WHAT IS EXPECTED => From the entries below, copy out every line with "Device" in it.

SUPPLIED ENTRIES =>

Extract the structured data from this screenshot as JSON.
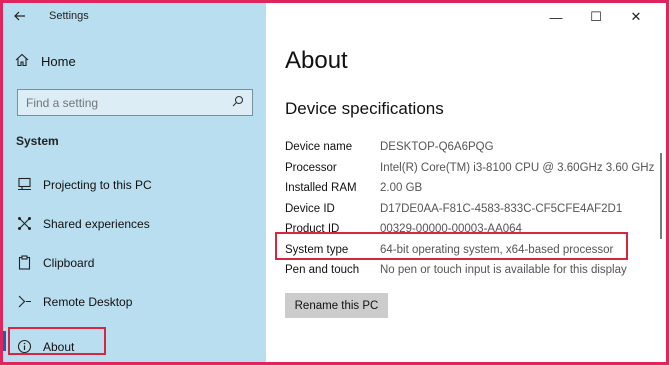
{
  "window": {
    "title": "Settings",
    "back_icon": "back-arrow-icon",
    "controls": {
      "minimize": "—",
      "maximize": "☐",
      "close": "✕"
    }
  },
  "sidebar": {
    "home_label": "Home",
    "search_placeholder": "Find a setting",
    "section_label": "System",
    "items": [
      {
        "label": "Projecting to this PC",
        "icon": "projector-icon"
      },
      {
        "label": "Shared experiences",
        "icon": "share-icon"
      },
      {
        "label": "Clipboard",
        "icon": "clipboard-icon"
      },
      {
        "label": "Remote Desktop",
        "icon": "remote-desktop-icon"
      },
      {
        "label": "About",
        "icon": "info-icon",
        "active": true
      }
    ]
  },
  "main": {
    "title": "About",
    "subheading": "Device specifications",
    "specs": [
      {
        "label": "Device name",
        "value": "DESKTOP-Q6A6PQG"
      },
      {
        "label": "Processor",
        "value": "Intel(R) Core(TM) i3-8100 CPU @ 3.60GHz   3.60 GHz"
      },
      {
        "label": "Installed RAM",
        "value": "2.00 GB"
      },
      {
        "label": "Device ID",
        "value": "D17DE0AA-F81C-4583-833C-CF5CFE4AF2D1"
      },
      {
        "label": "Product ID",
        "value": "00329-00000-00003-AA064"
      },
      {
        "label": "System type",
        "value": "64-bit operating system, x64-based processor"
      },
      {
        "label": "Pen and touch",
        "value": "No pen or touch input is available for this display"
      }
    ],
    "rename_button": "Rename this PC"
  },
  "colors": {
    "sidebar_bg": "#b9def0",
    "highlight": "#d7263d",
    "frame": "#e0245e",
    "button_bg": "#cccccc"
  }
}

...

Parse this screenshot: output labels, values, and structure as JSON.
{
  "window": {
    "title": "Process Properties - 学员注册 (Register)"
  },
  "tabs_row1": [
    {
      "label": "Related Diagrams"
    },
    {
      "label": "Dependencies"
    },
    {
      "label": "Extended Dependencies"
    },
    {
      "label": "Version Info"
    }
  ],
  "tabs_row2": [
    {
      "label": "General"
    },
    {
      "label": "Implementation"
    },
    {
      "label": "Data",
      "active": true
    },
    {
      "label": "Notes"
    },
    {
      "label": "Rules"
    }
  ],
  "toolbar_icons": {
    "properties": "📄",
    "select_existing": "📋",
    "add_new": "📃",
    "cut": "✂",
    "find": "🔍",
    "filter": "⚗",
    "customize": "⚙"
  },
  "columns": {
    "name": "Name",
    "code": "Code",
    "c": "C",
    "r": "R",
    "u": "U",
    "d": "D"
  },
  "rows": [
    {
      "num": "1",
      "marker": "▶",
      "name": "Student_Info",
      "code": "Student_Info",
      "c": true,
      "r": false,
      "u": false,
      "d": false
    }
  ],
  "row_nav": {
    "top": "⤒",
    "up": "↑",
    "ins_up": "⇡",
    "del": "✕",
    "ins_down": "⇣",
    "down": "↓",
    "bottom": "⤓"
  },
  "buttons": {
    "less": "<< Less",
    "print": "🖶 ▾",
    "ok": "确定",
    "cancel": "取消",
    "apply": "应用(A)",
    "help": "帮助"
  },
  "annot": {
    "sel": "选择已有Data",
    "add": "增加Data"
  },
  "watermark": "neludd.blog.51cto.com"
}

...

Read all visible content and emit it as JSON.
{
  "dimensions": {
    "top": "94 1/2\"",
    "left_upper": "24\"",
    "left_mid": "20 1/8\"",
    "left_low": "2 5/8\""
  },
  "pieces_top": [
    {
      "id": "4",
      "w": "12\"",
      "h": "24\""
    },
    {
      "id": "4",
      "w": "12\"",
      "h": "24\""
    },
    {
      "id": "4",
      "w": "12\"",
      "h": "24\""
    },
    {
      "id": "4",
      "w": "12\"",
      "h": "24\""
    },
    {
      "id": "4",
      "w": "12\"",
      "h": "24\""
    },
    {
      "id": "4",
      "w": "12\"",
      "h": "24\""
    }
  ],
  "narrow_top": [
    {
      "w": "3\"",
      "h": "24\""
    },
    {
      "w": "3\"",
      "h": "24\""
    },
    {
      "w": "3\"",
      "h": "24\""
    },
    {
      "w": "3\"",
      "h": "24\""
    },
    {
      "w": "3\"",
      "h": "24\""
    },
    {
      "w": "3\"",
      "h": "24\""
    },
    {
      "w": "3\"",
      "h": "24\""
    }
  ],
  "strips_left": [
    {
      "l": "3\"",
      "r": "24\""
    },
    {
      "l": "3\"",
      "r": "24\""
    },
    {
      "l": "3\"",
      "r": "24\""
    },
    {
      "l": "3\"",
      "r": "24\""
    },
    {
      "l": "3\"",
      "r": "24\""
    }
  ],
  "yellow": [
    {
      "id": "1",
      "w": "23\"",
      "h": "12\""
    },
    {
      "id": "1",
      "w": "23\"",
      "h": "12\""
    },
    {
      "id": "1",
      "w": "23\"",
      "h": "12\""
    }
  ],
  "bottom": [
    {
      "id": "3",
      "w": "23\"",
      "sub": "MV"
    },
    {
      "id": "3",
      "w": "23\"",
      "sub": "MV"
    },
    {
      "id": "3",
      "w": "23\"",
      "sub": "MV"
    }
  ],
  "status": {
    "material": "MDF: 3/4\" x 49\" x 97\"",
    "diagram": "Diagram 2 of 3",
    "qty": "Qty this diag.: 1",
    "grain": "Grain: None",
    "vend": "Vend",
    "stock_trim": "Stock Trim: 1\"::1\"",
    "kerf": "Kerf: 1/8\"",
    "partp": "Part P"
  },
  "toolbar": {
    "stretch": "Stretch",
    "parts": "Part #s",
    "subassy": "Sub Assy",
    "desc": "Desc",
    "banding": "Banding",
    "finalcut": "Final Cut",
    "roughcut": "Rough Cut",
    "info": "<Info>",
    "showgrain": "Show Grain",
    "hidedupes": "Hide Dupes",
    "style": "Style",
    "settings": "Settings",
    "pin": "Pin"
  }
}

WRITTEN REPLY =>
    "subheading": "Device specifications",
        "label": "Device name",
        "label": "Device ID",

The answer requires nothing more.